* **SHORT EXERCISE**
Leave out the pictures and print precisely the lines from the line with "Transcribe this image's" to the final line of the entries, both ends included.
begin
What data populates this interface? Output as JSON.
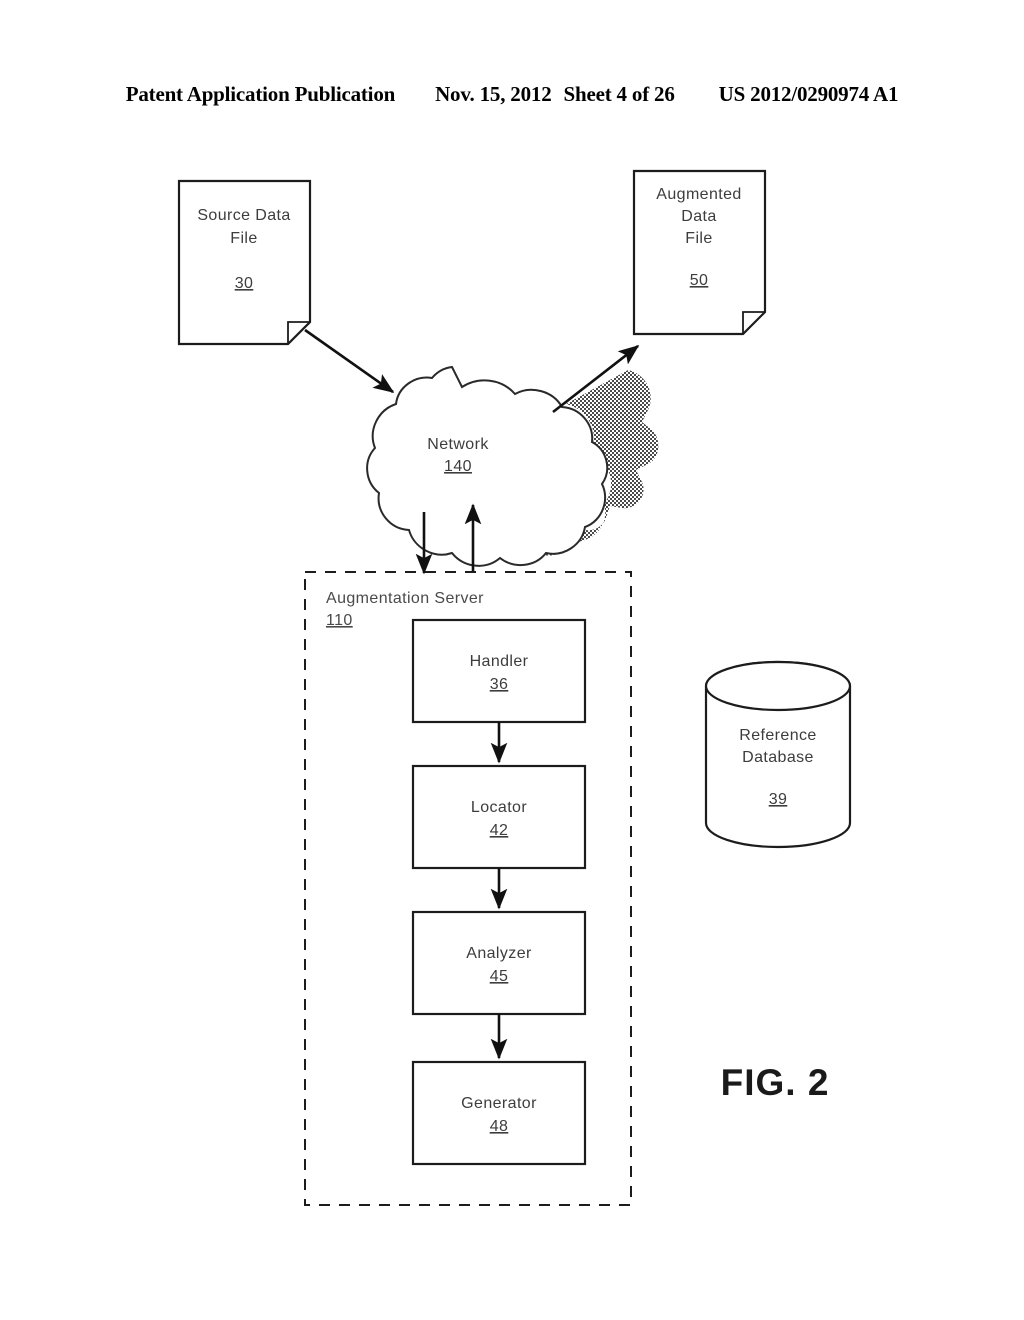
{
  "header": {
    "publication": "Patent Application Publication",
    "date": "Nov. 15, 2012",
    "sheet": "Sheet 4 of 26",
    "number": "US 2012/0290974 A1"
  },
  "figure": {
    "caption": "FIG. 2",
    "accent_color": "#1c1c1c"
  },
  "nodes": {
    "source_data_file": {
      "line1": "Source Data",
      "line2": "File",
      "ref": "30",
      "shape": "document"
    },
    "augmented_data_file": {
      "line1": "Augmented",
      "line2": "Data",
      "line3": "File",
      "ref": "50",
      "shape": "document"
    },
    "network": {
      "label": "Network",
      "ref": "140",
      "shape": "cloud"
    },
    "augmentation_server": {
      "label": "Augmentation Server",
      "ref": "110",
      "shape": "dashed-box"
    },
    "handler": {
      "label": "Handler",
      "ref": "36",
      "shape": "box"
    },
    "locator": {
      "label": "Locator",
      "ref": "42",
      "shape": "box"
    },
    "analyzer": {
      "label": "Analyzer",
      "ref": "45",
      "shape": "box"
    },
    "generator": {
      "label": "Generator",
      "ref": "48",
      "shape": "box"
    },
    "reference_database": {
      "line1": "Reference",
      "line2": "Database",
      "ref": "39",
      "shape": "cylinder"
    }
  },
  "connections": [
    {
      "from": "source_data_file",
      "to": "network",
      "style": "arrow"
    },
    {
      "from": "network",
      "to": "augmented_data_file",
      "style": "arrow"
    },
    {
      "from": "network",
      "to": "augmentation_server",
      "style": "arrow"
    },
    {
      "from": "augmentation_server",
      "to": "network",
      "style": "arrow"
    },
    {
      "from": "handler",
      "to": "locator",
      "style": "arrow"
    },
    {
      "from": "locator",
      "to": "analyzer",
      "style": "arrow"
    },
    {
      "from": "analyzer",
      "to": "generator",
      "style": "arrow"
    }
  ]
}
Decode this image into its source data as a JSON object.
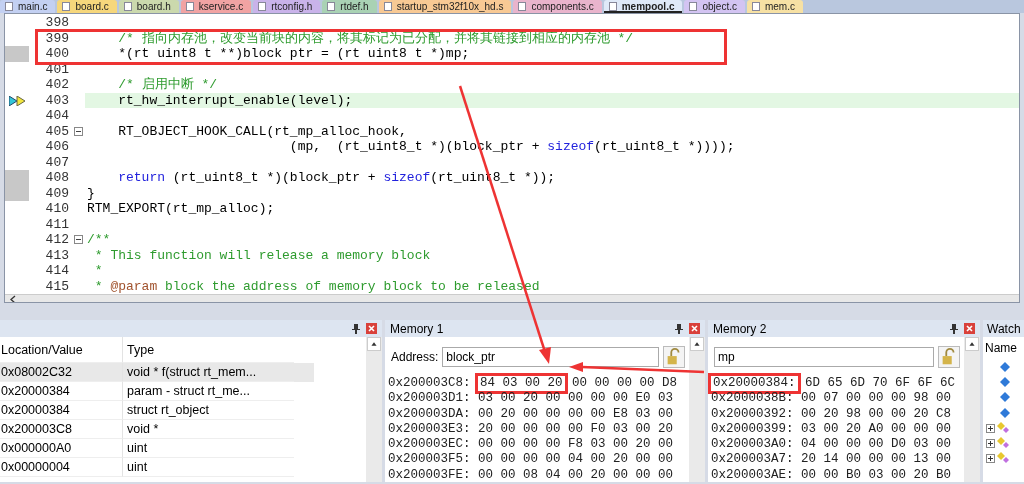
{
  "tabs": [
    {
      "label": "main.c",
      "color": "#c3d0f2",
      "selected": false
    },
    {
      "label": "board.c",
      "color": "#f6d77c",
      "selected": false
    },
    {
      "label": "board.h",
      "color": "#cbd9ad",
      "selected": false
    },
    {
      "label": "kservice.c",
      "color": "#f1a3a3",
      "selected": false
    },
    {
      "label": "rtconfig.h",
      "color": "#c9b3ea",
      "selected": false
    },
    {
      "label": "rtdef.h",
      "color": "#a9d2b4",
      "selected": false
    },
    {
      "label": "startup_stm32f10x_hd.s",
      "color": "#f8c994",
      "selected": false
    },
    {
      "label": "components.c",
      "color": "#e9b4cc",
      "selected": false
    },
    {
      "label": "mempool.c",
      "color": "#dfe9f8",
      "selected": true
    },
    {
      "label": "object.c",
      "color": "#d3c4f2",
      "selected": false
    },
    {
      "label": "mem.c",
      "color": "#f7e1a4",
      "selected": false
    }
  ],
  "editor": {
    "lines": [
      {
        "number": "398"
      },
      {
        "number": "399",
        "annotated": true,
        "tokens": [
          {
            "kind": "comment",
            "text": "    /* 指向内存池，改变当前块的内容，将其标记为已分配，并将其链接到相应的内存池 */"
          }
        ]
      },
      {
        "number": "400",
        "annotated": true,
        "gutter_mark": true,
        "tokens": [
          {
            "kind": "plain",
            "text": "    *(rt uint8 t **)block ptr = (rt uint8 t *)mp;"
          }
        ]
      },
      {
        "number": "401"
      },
      {
        "number": "402",
        "tokens": [
          {
            "kind": "comment",
            "text": "    /* 启用中断 */"
          }
        ]
      },
      {
        "number": "403",
        "current": true,
        "tokens": [
          {
            "kind": "plain",
            "text": "    rt_hw_interrupt_enable(level);"
          }
        ]
      },
      {
        "number": "404"
      },
      {
        "number": "405",
        "fold_expanded": true,
        "tokens": [
          {
            "kind": "plain",
            "text": "    RT_OBJECT_HOOK_CALL(rt_mp_alloc_hook,"
          }
        ]
      },
      {
        "number": "406",
        "tokens": [
          {
            "kind": "plain",
            "text": "                          (mp,  (rt_uint8_t *)(block_ptr + "
          },
          {
            "kind": "keyword",
            "text": "sizeof"
          },
          {
            "kind": "plain",
            "text": "(rt_uint8_t *))));"
          }
        ]
      },
      {
        "number": "407"
      },
      {
        "number": "408",
        "gutter_mark": true,
        "tokens": [
          {
            "kind": "keyword",
            "text": "    return"
          },
          {
            "kind": "plain",
            "text": " (rt_uint8_t *)(block_ptr + "
          },
          {
            "kind": "keyword",
            "text": "sizeof"
          },
          {
            "kind": "plain",
            "text": "(rt_uint8_t *));"
          }
        ]
      },
      {
        "number": "409",
        "gutter_mark": true,
        "tokens": [
          {
            "kind": "plain",
            "text": "}"
          }
        ]
      },
      {
        "number": "410",
        "tokens": [
          {
            "kind": "plain",
            "text": "RTM_EXPORT(rt_mp_alloc);"
          }
        ]
      },
      {
        "number": "411"
      },
      {
        "number": "412",
        "fold_expanded": true,
        "tokens": [
          {
            "kind": "comment",
            "text": "/**"
          }
        ]
      },
      {
        "number": "413",
        "tokens": [
          {
            "kind": "comment",
            "text": " * This function will release a memory block"
          }
        ]
      },
      {
        "number": "414",
        "tokens": [
          {
            "kind": "comment",
            "text": " *"
          }
        ]
      },
      {
        "number": "415",
        "tokens": [
          {
            "kind": "comment",
            "text": " * "
          },
          {
            "kind": "tag",
            "text": "@param"
          },
          {
            "kind": "comment",
            "text": " block the address of memory block to be released"
          }
        ]
      }
    ]
  },
  "call_stack": {
    "columns": [
      "Location/Value",
      "Type"
    ],
    "rows": [
      {
        "location": "0x08002C32",
        "type": "void * f(struct rt_mem...",
        "selected": true
      },
      {
        "location": "0x20000384",
        "type": "param - struct rt_me...",
        "selected": false
      },
      {
        "location": "0x20000384",
        "type": "struct rt_object",
        "selected": false
      },
      {
        "location": "0x200003C8",
        "type": "void *",
        "selected": false
      },
      {
        "location": "0x000000A0",
        "type": "uint",
        "selected": false
      },
      {
        "location": "0x00000004",
        "type": "uint",
        "selected": false
      }
    ]
  },
  "memory_1": {
    "title": "Memory 1",
    "address_label": "Address:",
    "address_value": "block_ptr",
    "rows": [
      {
        "address": "0x200003C8:",
        "boxed_bytes": "84 03 00 20",
        "bytes": "00 00 00 00 D8"
      },
      {
        "address": "0x200003D1:",
        "bytes": "03 00 20 00 00 00 00 E0 03"
      },
      {
        "address": "0x200003DA:",
        "bytes": "00 20 00 00 00 00 E8 03 00"
      },
      {
        "address": "0x200003E3:",
        "bytes": "20 00 00 00 00 F0 03 00 20"
      },
      {
        "address": "0x200003EC:",
        "bytes": "00 00 00 00 F8 03 00 20 00"
      },
      {
        "address": "0x200003F5:",
        "bytes": "00 00 00 00 04 00 20 00 00"
      },
      {
        "address": "0x200003FE:",
        "bytes": "00 00 08 04 00 20 00 00 00"
      }
    ]
  },
  "memory_2": {
    "title": "Memory 2",
    "address_value": "mp",
    "rows": [
      {
        "address": "0x20000384:",
        "address_boxed": true,
        "bytes": "6D 65 6D 70 6F 6F 6C"
      },
      {
        "address": "0x2000038B:",
        "bytes": "00 07 00 00 00 98 00"
      },
      {
        "address": "0x20000392:",
        "bytes": "00 20 98 00 00 20 C8"
      },
      {
        "address": "0x20000399:",
        "bytes": "03 00 20 A0 00 00 00"
      },
      {
        "address": "0x200003A0:",
        "bytes": "04 00 00 00 D0 03 00"
      },
      {
        "address": "0x200003A7:",
        "bytes": "20 14 00 00 00 13 00"
      },
      {
        "address": "0x200003AE:",
        "bytes": "00 00 B0 03 00 20 B0"
      }
    ]
  },
  "watch": {
    "title": "Watch",
    "column": "Name",
    "items": [
      {
        "kind": "value"
      },
      {
        "kind": "value"
      },
      {
        "kind": "value"
      },
      {
        "kind": "value"
      },
      {
        "kind": "struct",
        "expanded": false
      },
      {
        "kind": "struct",
        "expanded": false
      },
      {
        "kind": "struct",
        "expanded": false
      }
    ]
  }
}
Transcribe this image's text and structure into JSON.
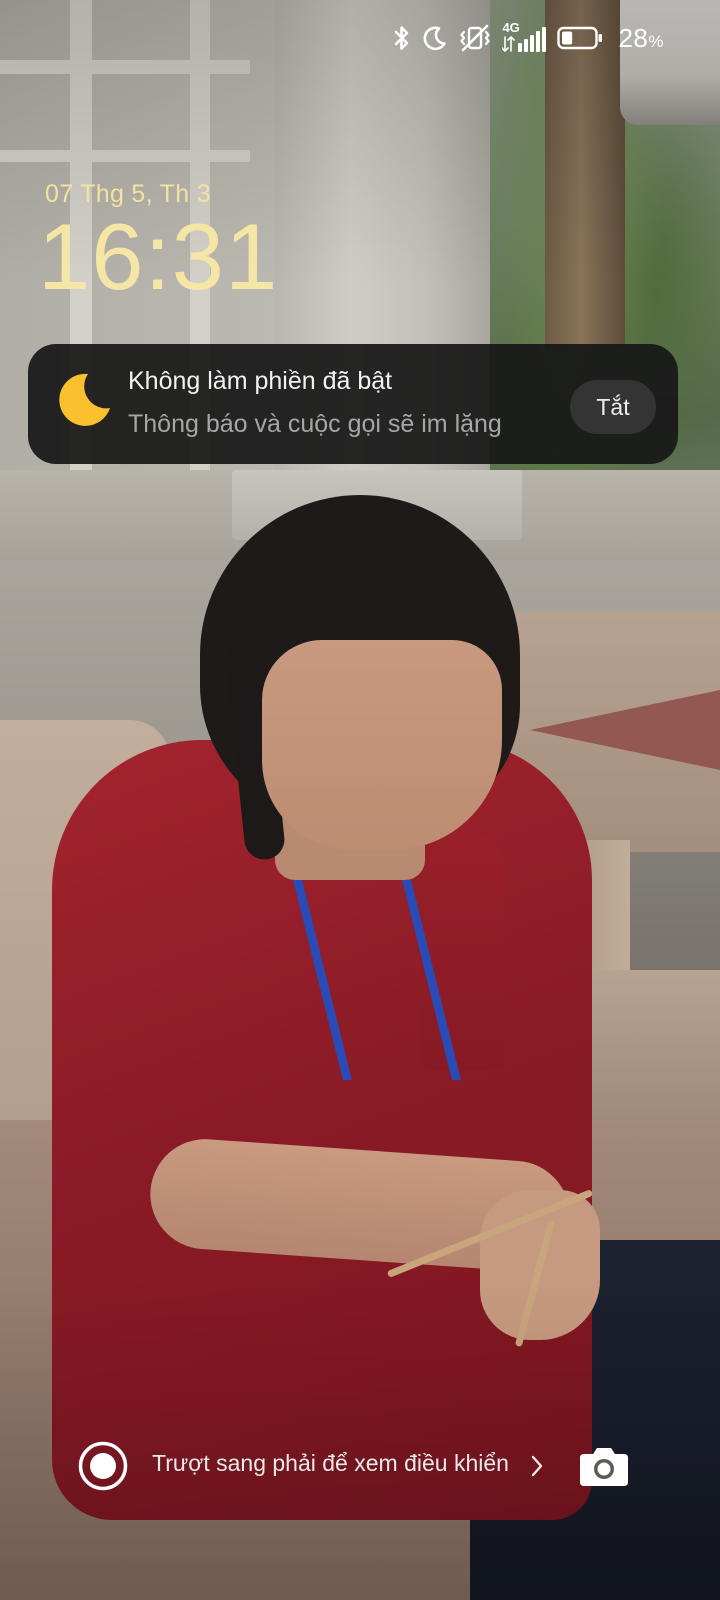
{
  "status_bar": {
    "network_type": "4G",
    "battery_level": "28",
    "battery_unit": "%",
    "battery_fill_fraction": 0.28,
    "icons": [
      "bluetooth-icon",
      "moon-icon",
      "vibrate-off-icon",
      "signal-icon",
      "battery-icon"
    ]
  },
  "lock_screen": {
    "date": "07 Thg 5, Th 3",
    "time": "16:31"
  },
  "dnd_banner": {
    "title": "Không làm phiền đã bật",
    "subtitle": "Thông báo và cuộc gọi sẽ im lặng",
    "button_label": "Tắt",
    "icon": "moon-icon",
    "icon_color": "#FBC02D"
  },
  "bottom_bar": {
    "swipe_hint": "Trượt sang phải để xem điều khiển",
    "left_icon": "record-icon",
    "right_icon": "camera-icon"
  },
  "colors": {
    "clock": "#F6E6A6",
    "banner_background": "#181818",
    "banner_button": "#343434"
  }
}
end
* **RESPONSE TO THE EXERCISE**
Transcribe this image's text and structure into JSON.
{
  "status_bar": {
    "network_type": "4G",
    "battery_level": "28",
    "battery_unit": "%",
    "battery_fill_fraction": 0.28,
    "icons": [
      "bluetooth-icon",
      "moon-icon",
      "vibrate-off-icon",
      "signal-icon",
      "battery-icon"
    ]
  },
  "lock_screen": {
    "date": "07 Thg 5, Th 3",
    "time": "16:31"
  },
  "dnd_banner": {
    "title": "Không làm phiền đã bật",
    "subtitle": "Thông báo và cuộc gọi sẽ im lặng",
    "button_label": "Tắt",
    "icon": "moon-icon",
    "icon_color": "#FBC02D"
  },
  "bottom_bar": {
    "swipe_hint": "Trượt sang phải để xem điều khiển",
    "left_icon": "record-icon",
    "right_icon": "camera-icon"
  },
  "colors": {
    "clock": "#F6E6A6",
    "banner_background": "#181818",
    "banner_button": "#343434"
  }
}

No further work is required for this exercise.